[start of Source records]

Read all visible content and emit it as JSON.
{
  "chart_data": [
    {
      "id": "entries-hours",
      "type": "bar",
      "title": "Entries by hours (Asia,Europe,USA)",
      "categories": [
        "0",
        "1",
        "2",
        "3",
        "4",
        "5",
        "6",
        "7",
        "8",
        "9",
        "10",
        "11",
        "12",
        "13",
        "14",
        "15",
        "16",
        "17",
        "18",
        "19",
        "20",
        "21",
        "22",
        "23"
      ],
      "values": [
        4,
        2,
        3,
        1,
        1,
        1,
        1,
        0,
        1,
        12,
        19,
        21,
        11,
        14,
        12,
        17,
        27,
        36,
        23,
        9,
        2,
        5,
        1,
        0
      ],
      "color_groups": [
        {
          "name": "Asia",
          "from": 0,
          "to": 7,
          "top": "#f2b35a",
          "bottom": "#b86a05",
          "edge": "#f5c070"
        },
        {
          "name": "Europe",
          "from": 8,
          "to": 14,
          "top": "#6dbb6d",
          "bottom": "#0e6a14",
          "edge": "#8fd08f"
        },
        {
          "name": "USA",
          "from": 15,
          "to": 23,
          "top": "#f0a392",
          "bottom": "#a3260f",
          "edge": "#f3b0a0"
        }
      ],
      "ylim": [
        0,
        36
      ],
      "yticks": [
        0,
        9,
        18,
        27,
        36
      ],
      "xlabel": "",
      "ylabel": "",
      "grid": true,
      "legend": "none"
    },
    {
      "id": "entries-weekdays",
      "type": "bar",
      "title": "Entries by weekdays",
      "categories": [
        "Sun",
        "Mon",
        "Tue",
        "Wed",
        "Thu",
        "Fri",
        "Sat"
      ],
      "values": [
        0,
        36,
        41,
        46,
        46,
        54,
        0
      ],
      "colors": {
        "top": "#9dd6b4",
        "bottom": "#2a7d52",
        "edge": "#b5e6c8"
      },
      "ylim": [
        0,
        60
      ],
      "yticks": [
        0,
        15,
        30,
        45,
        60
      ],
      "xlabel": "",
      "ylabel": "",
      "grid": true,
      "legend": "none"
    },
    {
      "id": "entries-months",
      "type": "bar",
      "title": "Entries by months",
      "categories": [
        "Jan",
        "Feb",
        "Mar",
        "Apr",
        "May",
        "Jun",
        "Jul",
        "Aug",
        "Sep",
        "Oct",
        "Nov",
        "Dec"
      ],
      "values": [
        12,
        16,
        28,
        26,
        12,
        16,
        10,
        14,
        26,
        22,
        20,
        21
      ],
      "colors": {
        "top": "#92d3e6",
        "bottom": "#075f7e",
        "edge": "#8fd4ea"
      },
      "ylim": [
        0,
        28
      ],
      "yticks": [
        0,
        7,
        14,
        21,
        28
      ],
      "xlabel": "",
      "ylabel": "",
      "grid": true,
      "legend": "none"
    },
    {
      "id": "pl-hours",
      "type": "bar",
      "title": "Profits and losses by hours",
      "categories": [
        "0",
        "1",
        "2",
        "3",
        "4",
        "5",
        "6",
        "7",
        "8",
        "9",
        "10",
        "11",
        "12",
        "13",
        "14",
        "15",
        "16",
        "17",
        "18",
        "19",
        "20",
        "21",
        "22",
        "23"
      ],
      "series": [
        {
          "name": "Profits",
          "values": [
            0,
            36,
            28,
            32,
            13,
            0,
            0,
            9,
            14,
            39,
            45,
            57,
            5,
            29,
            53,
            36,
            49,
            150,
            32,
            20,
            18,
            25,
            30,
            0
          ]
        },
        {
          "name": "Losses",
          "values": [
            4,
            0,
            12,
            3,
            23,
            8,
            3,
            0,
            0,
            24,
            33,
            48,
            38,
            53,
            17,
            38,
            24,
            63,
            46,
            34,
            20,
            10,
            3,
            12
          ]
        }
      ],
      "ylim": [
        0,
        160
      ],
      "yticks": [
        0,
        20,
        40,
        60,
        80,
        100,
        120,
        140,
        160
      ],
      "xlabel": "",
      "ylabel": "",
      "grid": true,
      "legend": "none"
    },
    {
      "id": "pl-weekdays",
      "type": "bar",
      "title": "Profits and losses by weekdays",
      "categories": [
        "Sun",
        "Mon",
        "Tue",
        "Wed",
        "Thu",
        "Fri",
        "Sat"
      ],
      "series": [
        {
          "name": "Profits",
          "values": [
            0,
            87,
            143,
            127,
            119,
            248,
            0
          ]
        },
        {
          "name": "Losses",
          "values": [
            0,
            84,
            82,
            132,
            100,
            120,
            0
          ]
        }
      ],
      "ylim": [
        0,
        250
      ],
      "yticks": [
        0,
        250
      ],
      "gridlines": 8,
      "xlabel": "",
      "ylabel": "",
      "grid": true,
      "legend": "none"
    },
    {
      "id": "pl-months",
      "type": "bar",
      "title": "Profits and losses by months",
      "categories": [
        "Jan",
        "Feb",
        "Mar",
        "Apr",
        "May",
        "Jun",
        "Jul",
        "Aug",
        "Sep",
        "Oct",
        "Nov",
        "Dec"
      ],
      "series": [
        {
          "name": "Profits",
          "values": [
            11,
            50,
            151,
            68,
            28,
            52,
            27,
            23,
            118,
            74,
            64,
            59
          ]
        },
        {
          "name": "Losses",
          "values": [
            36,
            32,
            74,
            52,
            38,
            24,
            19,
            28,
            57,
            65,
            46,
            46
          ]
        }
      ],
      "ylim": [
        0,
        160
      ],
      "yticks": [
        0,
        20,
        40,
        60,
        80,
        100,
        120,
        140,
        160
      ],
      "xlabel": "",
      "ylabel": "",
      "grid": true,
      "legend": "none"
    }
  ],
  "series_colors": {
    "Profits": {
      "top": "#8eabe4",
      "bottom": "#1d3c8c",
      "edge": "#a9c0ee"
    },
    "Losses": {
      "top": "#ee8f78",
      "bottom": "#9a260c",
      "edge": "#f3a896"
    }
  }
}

[end of Source records]

Given task - Give the listing above again, word for word.

Task output -
Read all visible content and emit it as JSON.
{
  "chart_data": [
    {
      "id": "entries-hours",
      "type": "bar",
      "title": "Entries by hours (Asia,Europe,USA)",
      "categories": [
        "0",
        "1",
        "2",
        "3",
        "4",
        "5",
        "6",
        "7",
        "8",
        "9",
        "10",
        "11",
        "12",
        "13",
        "14",
        "15",
        "16",
        "17",
        "18",
        "19",
        "20",
        "21",
        "22",
        "23"
      ],
      "values": [
        4,
        2,
        3,
        1,
        1,
        1,
        1,
        0,
        1,
        12,
        19,
        21,
        11,
        14,
        12,
        17,
        27,
        36,
        23,
        9,
        2,
        5,
        1,
        0
      ],
      "color_groups": [
        {
          "name": "Asia",
          "from": 0,
          "to": 7,
          "top": "#f2b35a",
          "bottom": "#b86a05",
          "edge": "#f5c070"
        },
        {
          "name": "Europe",
          "from": 8,
          "to": 14,
          "top": "#6dbb6d",
          "bottom": "#0e6a14",
          "edge": "#8fd08f"
        },
        {
          "name": "USA",
          "from": 15,
          "to": 23,
          "top": "#f0a392",
          "bottom": "#a3260f",
          "edge": "#f3b0a0"
        }
      ],
      "ylim": [
        0,
        36
      ],
      "yticks": [
        0,
        9,
        18,
        27,
        36
      ],
      "xlabel": "",
      "ylabel": "",
      "grid": true,
      "legend": "none"
    },
    {
      "id": "entries-weekdays",
      "type": "bar",
      "title": "Entries by weekdays",
      "categories": [
        "Sun",
        "Mon",
        "Tue",
        "Wed",
        "Thu",
        "Fri",
        "Sat"
      ],
      "values": [
        0,
        36,
        41,
        46,
        46,
        54,
        0
      ],
      "colors": {
        "top": "#9dd6b4",
        "bottom": "#2a7d52",
        "edge": "#b5e6c8"
      },
      "ylim": [
        0,
        60
      ],
      "yticks": [
        0,
        15,
        30,
        45,
        60
      ],
      "xlabel": "",
      "ylabel": "",
      "grid": true,
      "legend": "none"
    },
    {
      "id": "entries-months",
      "type": "bar",
      "title": "Entries by months",
      "categories": [
        "Jan",
        "Feb",
        "Mar",
        "Apr",
        "May",
        "Jun",
        "Jul",
        "Aug",
        "Sep",
        "Oct",
        "Nov",
        "Dec"
      ],
      "values": [
        12,
        16,
        28,
        26,
        12,
        16,
        10,
        14,
        26,
        22,
        20,
        21
      ],
      "colors": {
        "top": "#92d3e6",
        "bottom": "#075f7e",
        "edge": "#8fd4ea"
      },
      "ylim": [
        0,
        28
      ],
      "yticks": [
        0,
        7,
        14,
        21,
        28
      ],
      "xlabel": "",
      "ylabel": "",
      "grid": true,
      "legend": "none"
    },
    {
      "id": "pl-hours",
      "type": "bar",
      "title": "Profits and losses by hours",
      "categories": [
        "0",
        "1",
        "2",
        "3",
        "4",
        "5",
        "6",
        "7",
        "8",
        "9",
        "10",
        "11",
        "12",
        "13",
        "14",
        "15",
        "16",
        "17",
        "18",
        "19",
        "20",
        "21",
        "22",
        "23"
      ],
      "series": [
        {
          "name": "Profits",
          "values": [
            0,
            36,
            28,
            32,
            13,
            0,
            0,
            9,
            14,
            39,
            45,
            57,
            5,
            29,
            53,
            36,
            49,
            150,
            32,
            20,
            18,
            25,
            30,
            0
          ]
        },
        {
          "name": "Losses",
          "values": [
            4,
            0,
            12,
            3,
            23,
            8,
            3,
            0,
            0,
            24,
            33,
            48,
            38,
            53,
            17,
            38,
            24,
            63,
            46,
            34,
            20,
            10,
            3,
            12
          ]
        }
      ],
      "ylim": [
        0,
        160
      ],
      "yticks": [
        0,
        20,
        40,
        60,
        80,
        100,
        120,
        140,
        160
      ],
      "xlabel": "",
      "ylabel": "",
      "grid": true,
      "legend": "none"
    },
    {
      "id": "pl-weekdays",
      "type": "bar",
      "title": "Profits and losses by weekdays",
      "categories": [
        "Sun",
        "Mon",
        "Tue",
        "Wed",
        "Thu",
        "Fri",
        "Sat"
      ],
      "series": [
        {
          "name": "Profits",
          "values": [
            0,
            87,
            143,
            127,
            119,
            248,
            0
          ]
        },
        {
          "name": "Losses",
          "values": [
            0,
            84,
            82,
            132,
            100,
            120,
            0
          ]
        }
      ],
      "ylim": [
        0,
        250
      ],
      "yticks": [
        0,
        250
      ],
      "gridlines": 8,
      "xlabel": "",
      "ylabel": "",
      "grid": true,
      "legend": "none"
    },
    {
      "id": "pl-months",
      "type": "bar",
      "title": "Profits and losses by months",
      "categories": [
        "Jan",
        "Feb",
        "Mar",
        "Apr",
        "May",
        "Jun",
        "Jul",
        "Aug",
        "Sep",
        "Oct",
        "Nov",
        "Dec"
      ],
      "series": [
        {
          "name": "Profits",
          "values": [
            11,
            50,
            151,
            68,
            28,
            52,
            27,
            23,
            118,
            74,
            64,
            59
          ]
        },
        {
          "name": "Losses",
          "values": [
            36,
            32,
            74,
            52,
            38,
            24,
            19,
            28,
            57,
            65,
            46,
            46
          ]
        }
      ],
      "ylim": [
        0,
        160
      ],
      "yticks": [
        0,
        20,
        40,
        60,
        80,
        100,
        120,
        140,
        160
      ],
      "xlabel": "",
      "ylabel": "",
      "grid": true,
      "legend": "none"
    }
  ],
  "series_colors": {
    "Profits": {
      "top": "#8eabe4",
      "bottom": "#1d3c8c",
      "edge": "#a9c0ee"
    },
    "Losses": {
      "top": "#ee8f78",
      "bottom": "#9a260c",
      "edge": "#f3a896"
    }
  }
}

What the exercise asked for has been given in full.